*What you have to do*.
Restate every record exactly as it is written, while omitting the pictures it holds.

*Provided records*.
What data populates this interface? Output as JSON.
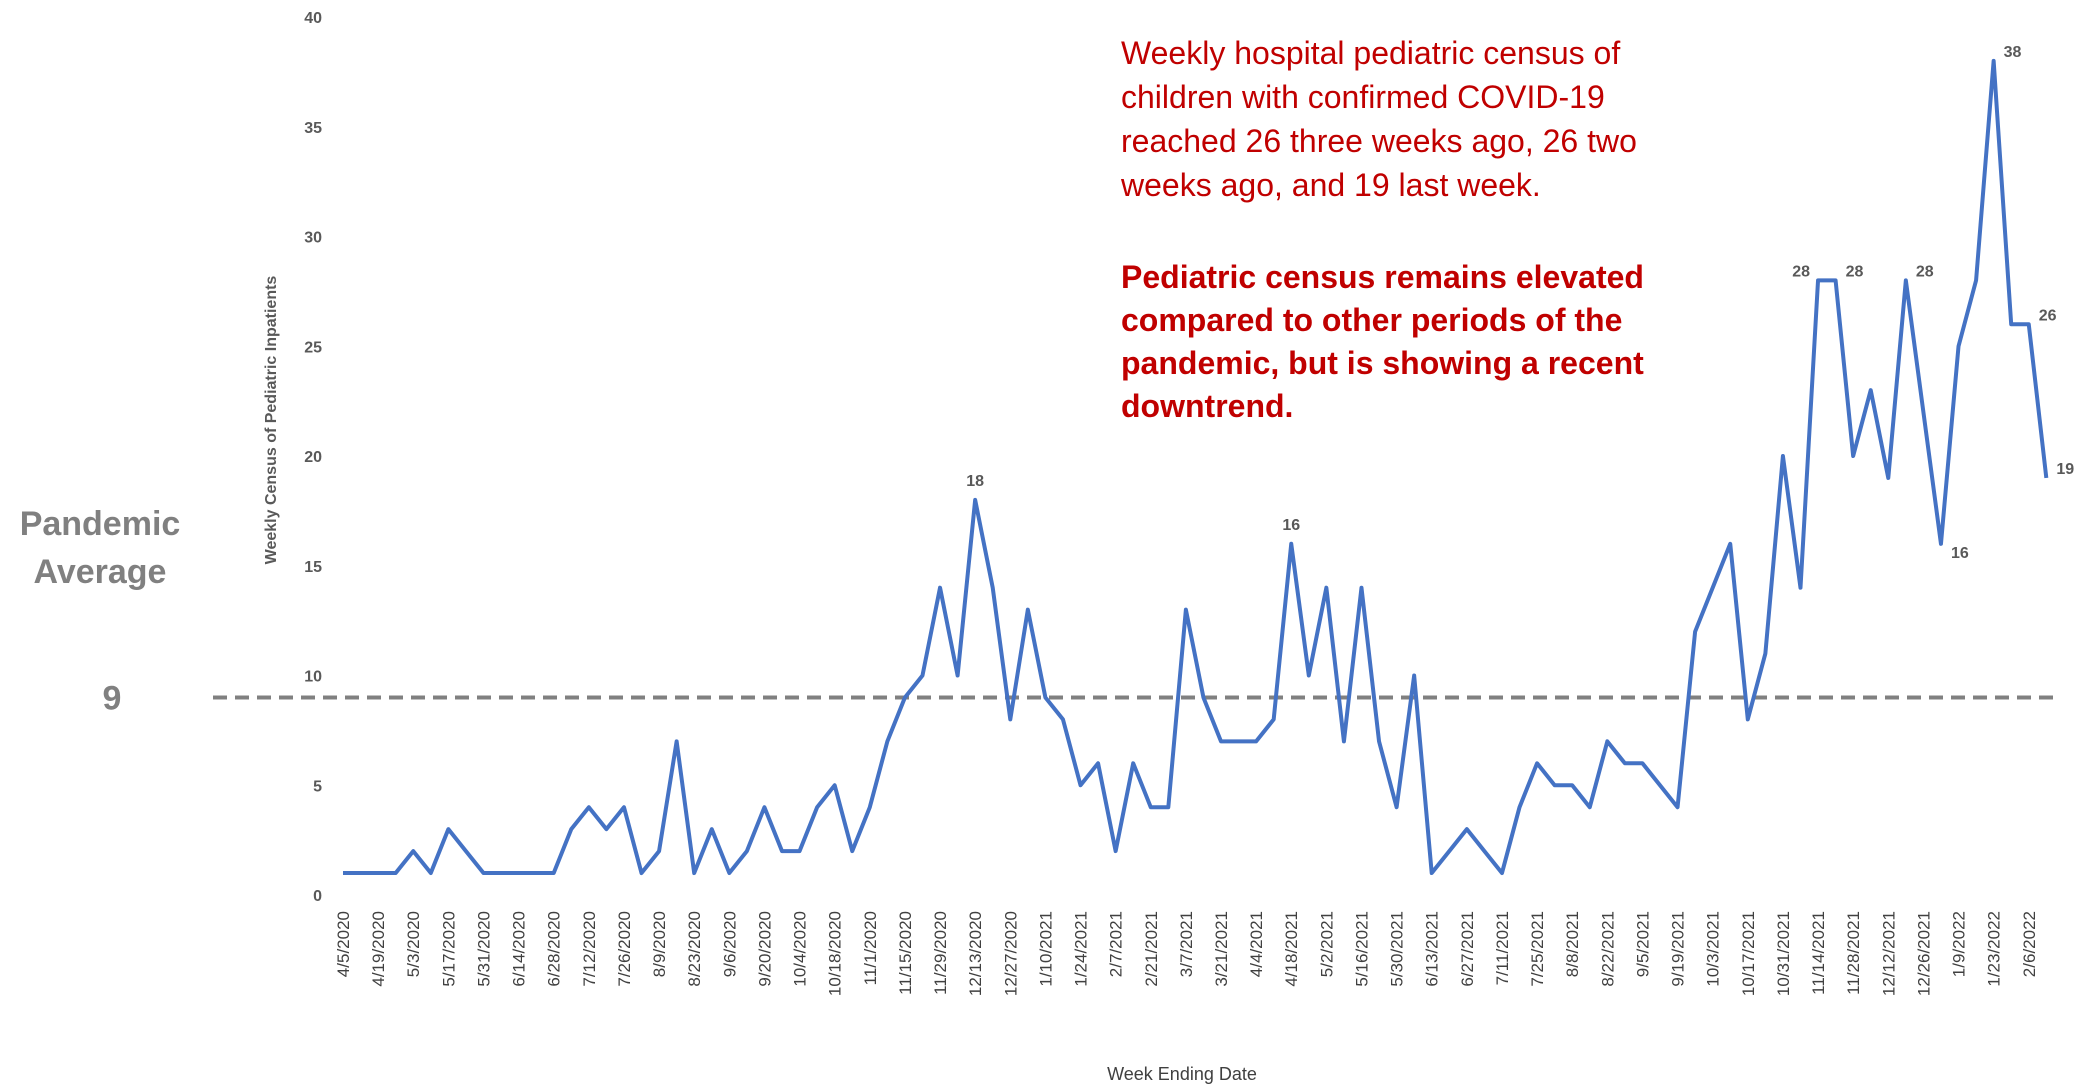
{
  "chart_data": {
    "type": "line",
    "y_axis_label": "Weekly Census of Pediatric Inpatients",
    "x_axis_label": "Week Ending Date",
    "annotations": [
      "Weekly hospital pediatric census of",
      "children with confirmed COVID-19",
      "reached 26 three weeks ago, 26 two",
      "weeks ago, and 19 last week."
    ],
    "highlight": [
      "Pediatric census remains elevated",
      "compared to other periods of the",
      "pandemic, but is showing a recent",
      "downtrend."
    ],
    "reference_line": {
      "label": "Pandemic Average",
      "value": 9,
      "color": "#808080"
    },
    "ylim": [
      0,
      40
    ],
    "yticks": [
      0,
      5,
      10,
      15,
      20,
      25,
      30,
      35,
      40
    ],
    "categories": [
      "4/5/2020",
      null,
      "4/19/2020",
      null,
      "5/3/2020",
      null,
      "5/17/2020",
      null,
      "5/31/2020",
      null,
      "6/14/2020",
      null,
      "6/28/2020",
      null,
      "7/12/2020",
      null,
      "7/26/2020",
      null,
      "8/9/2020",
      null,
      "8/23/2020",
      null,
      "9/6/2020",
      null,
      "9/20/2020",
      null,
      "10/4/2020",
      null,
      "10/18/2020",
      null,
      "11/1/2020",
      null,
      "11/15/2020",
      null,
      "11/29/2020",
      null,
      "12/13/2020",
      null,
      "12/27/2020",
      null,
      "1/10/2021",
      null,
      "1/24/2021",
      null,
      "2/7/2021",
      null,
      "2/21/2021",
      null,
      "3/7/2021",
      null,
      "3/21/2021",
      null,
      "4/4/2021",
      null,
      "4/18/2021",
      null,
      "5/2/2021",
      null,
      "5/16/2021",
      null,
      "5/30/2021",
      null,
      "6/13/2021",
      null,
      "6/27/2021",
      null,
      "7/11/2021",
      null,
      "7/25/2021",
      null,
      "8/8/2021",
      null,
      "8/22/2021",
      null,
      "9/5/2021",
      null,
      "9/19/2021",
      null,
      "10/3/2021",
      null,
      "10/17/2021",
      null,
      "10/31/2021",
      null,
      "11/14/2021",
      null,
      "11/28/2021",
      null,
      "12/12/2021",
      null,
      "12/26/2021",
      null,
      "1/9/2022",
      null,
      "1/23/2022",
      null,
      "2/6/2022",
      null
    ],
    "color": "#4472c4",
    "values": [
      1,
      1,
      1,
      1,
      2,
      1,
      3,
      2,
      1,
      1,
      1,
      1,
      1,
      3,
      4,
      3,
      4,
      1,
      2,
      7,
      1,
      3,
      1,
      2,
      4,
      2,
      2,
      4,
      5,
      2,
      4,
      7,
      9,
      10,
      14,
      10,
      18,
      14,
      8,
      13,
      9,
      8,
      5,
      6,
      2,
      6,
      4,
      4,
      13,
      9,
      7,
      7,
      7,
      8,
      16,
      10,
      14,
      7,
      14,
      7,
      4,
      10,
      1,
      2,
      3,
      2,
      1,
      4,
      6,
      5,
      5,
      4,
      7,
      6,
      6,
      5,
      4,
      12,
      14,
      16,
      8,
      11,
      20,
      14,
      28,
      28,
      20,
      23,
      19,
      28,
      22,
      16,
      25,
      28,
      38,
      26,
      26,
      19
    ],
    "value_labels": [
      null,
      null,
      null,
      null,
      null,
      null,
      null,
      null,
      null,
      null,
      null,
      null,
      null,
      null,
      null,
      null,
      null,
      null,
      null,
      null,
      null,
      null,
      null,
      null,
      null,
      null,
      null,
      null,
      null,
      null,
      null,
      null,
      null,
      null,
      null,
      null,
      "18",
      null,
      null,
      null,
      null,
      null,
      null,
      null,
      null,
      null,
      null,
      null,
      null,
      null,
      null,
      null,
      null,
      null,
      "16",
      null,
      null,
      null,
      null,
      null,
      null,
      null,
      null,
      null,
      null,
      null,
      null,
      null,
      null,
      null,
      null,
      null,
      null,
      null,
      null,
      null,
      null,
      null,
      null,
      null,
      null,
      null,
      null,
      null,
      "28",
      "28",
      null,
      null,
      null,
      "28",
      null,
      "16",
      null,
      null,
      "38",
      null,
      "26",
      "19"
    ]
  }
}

*Exercise solution*.
What data populates this interface? Output as JSON.
{
  "chart_data": {
    "type": "line",
    "y_axis_label": "Weekly Census of Pediatric Inpatients",
    "x_axis_label": "Week Ending Date",
    "annotations": [
      "Weekly hospital pediatric census of",
      "children with confirmed COVID-19",
      "reached 26 three weeks ago, 26 two",
      "weeks ago, and 19 last week."
    ],
    "highlight": [
      "Pediatric census remains elevated",
      "compared to other periods of the",
      "pandemic, but is showing a recent",
      "downtrend."
    ],
    "reference_line": {
      "label": "Pandemic Average",
      "value": 9,
      "color": "#808080"
    },
    "ylim": [
      0,
      40
    ],
    "yticks": [
      0,
      5,
      10,
      15,
      20,
      25,
      30,
      35,
      40
    ],
    "categories": [
      "4/5/2020",
      null,
      "4/19/2020",
      null,
      "5/3/2020",
      null,
      "5/17/2020",
      null,
      "5/31/2020",
      null,
      "6/14/2020",
      null,
      "6/28/2020",
      null,
      "7/12/2020",
      null,
      "7/26/2020",
      null,
      "8/9/2020",
      null,
      "8/23/2020",
      null,
      "9/6/2020",
      null,
      "9/20/2020",
      null,
      "10/4/2020",
      null,
      "10/18/2020",
      null,
      "11/1/2020",
      null,
      "11/15/2020",
      null,
      "11/29/2020",
      null,
      "12/13/2020",
      null,
      "12/27/2020",
      null,
      "1/10/2021",
      null,
      "1/24/2021",
      null,
      "2/7/2021",
      null,
      "2/21/2021",
      null,
      "3/7/2021",
      null,
      "3/21/2021",
      null,
      "4/4/2021",
      null,
      "4/18/2021",
      null,
      "5/2/2021",
      null,
      "5/16/2021",
      null,
      "5/30/2021",
      null,
      "6/13/2021",
      null,
      "6/27/2021",
      null,
      "7/11/2021",
      null,
      "7/25/2021",
      null,
      "8/8/2021",
      null,
      "8/22/2021",
      null,
      "9/5/2021",
      null,
      "9/19/2021",
      null,
      "10/3/2021",
      null,
      "10/17/2021",
      null,
      "10/31/2021",
      null,
      "11/14/2021",
      null,
      "11/28/2021",
      null,
      "12/12/2021",
      null,
      "12/26/2021",
      null,
      "1/9/2022",
      null,
      "1/23/2022",
      null,
      "2/6/2022",
      null
    ],
    "color": "#4472c4",
    "values": [
      1,
      1,
      1,
      1,
      2,
      1,
      3,
      2,
      1,
      1,
      1,
      1,
      1,
      3,
      4,
      3,
      4,
      1,
      2,
      7,
      1,
      3,
      1,
      2,
      4,
      2,
      2,
      4,
      5,
      2,
      4,
      7,
      9,
      10,
      14,
      10,
      18,
      14,
      8,
      13,
      9,
      8,
      5,
      6,
      2,
      6,
      4,
      4,
      13,
      9,
      7,
      7,
      7,
      8,
      16,
      10,
      14,
      7,
      14,
      7,
      4,
      10,
      1,
      2,
      3,
      2,
      1,
      4,
      6,
      5,
      5,
      4,
      7,
      6,
      6,
      5,
      4,
      12,
      14,
      16,
      8,
      11,
      20,
      14,
      28,
      28,
      20,
      23,
      19,
      28,
      22,
      16,
      25,
      28,
      38,
      26,
      26,
      19
    ],
    "value_labels": [
      null,
      null,
      null,
      null,
      null,
      null,
      null,
      null,
      null,
      null,
      null,
      null,
      null,
      null,
      null,
      null,
      null,
      null,
      null,
      null,
      null,
      null,
      null,
      null,
      null,
      null,
      null,
      null,
      null,
      null,
      null,
      null,
      null,
      null,
      null,
      null,
      "18",
      null,
      null,
      null,
      null,
      null,
      null,
      null,
      null,
      null,
      null,
      null,
      null,
      null,
      null,
      null,
      null,
      null,
      "16",
      null,
      null,
      null,
      null,
      null,
      null,
      null,
      null,
      null,
      null,
      null,
      null,
      null,
      null,
      null,
      null,
      null,
      null,
      null,
      null,
      null,
      null,
      null,
      null,
      null,
      null,
      null,
      null,
      null,
      "28",
      "28",
      null,
      null,
      null,
      "28",
      null,
      "16",
      null,
      null,
      "38",
      null,
      "26",
      "19"
    ]
  }
}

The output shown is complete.